**Page excerpt**:
You could spend hours in the museum, which documents the military history of Spain and Portugal, because it really is massive.
Once you’ve visited the museum, head over to the stunning Plaza de Zocodover, the Santa Iglesia Cathedral, the San Juan de los Reyes Monastery and the dreamy San Martin’s Bridge.
Top tip: tickets to the Alcázar of Toledo normally cost €5, but on Sundays entry is free! You’re welcome 😉
What to Pack for Madrid in Winter
Madrid can be tricky to pack for in winter because it’s hard to work out whether you need to go for winter clothes or spring clothes. Here’s what I recommend you to pack:
- A couple of jumpers, a coat, and a couple of pairs of jeans. I personally don’t think a scarf, gloves or hat are necessary, but that’s up to you.
- Surprisingly, sunglasses! It can get very bright in Madrid in winter when the sun is shining, and I really wish I’d packed some – I feel like I spent half of my trip squinting!
- You’ll definitely need a portable charger for Madrid, as you’ll be using your phone for directions and also snapping photos! I use one like this and it holds around 7 recharge’s worth of battery power. Yay!
- It doesn’t rain as much in Madrid as it does here in London, but you’re better off being safe than sorry. For this reason, I packed a small umbrella like this one, just in case. It barely takes up any space and will save you if you’re caught in a downpour!
- I always travel with a travel guide, either digital or physical, and I recommend packing this one for Madrid if you’re going to be spending more than a couple of days in the city. It’s fun to read whilst you’re travelling and gives a great overview of all the best things to do and places to see in and around the city.

**Problems to work on**:
**A.** Rewrite the Madrid travel excerpt between "- Surprisingly, sunglasses!" and "battery power. Yay!", inclusive, changing "portable charger" to "power bank".
**B.** According to the Madrid travel excerpt, what do tickets to the Alcázar of Toledo normally cost?
Answer using only the Madrid travel excerpt.

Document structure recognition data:
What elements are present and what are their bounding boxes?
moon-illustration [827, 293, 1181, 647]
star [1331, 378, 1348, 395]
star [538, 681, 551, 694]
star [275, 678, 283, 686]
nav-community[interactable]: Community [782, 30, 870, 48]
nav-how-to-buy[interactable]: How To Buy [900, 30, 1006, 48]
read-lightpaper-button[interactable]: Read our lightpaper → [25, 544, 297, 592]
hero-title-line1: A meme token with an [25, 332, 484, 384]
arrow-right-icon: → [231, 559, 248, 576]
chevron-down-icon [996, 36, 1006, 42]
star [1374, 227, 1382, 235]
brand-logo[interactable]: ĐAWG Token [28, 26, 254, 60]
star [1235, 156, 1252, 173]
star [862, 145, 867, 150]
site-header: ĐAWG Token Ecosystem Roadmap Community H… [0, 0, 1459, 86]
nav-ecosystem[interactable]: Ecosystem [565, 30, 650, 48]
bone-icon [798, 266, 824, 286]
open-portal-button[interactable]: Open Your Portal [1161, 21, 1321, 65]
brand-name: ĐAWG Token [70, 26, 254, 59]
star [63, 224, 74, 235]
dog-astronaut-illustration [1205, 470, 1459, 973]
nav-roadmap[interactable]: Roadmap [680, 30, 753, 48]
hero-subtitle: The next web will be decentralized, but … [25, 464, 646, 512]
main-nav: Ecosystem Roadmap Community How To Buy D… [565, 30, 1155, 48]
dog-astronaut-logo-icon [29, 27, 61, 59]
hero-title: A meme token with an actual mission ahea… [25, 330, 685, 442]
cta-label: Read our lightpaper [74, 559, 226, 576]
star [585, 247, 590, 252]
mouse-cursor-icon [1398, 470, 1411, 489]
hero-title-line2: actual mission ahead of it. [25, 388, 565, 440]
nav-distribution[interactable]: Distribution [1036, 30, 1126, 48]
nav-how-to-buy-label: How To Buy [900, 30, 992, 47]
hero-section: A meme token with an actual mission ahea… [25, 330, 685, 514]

**Responses**:
**A.**
- Surprisingly, sunglasses! It can get very bright in Madrid in winter when the sun is shining, and I really wish I’d packed some – I feel like I spent half of my trip squinting!
- You’ll definitely need a power bank for Madrid, as you’ll be using your phone for directions and also snapping photos! I use one like this and it holds around 7 recharge’s worth of battery power. Yay!

**B.** €5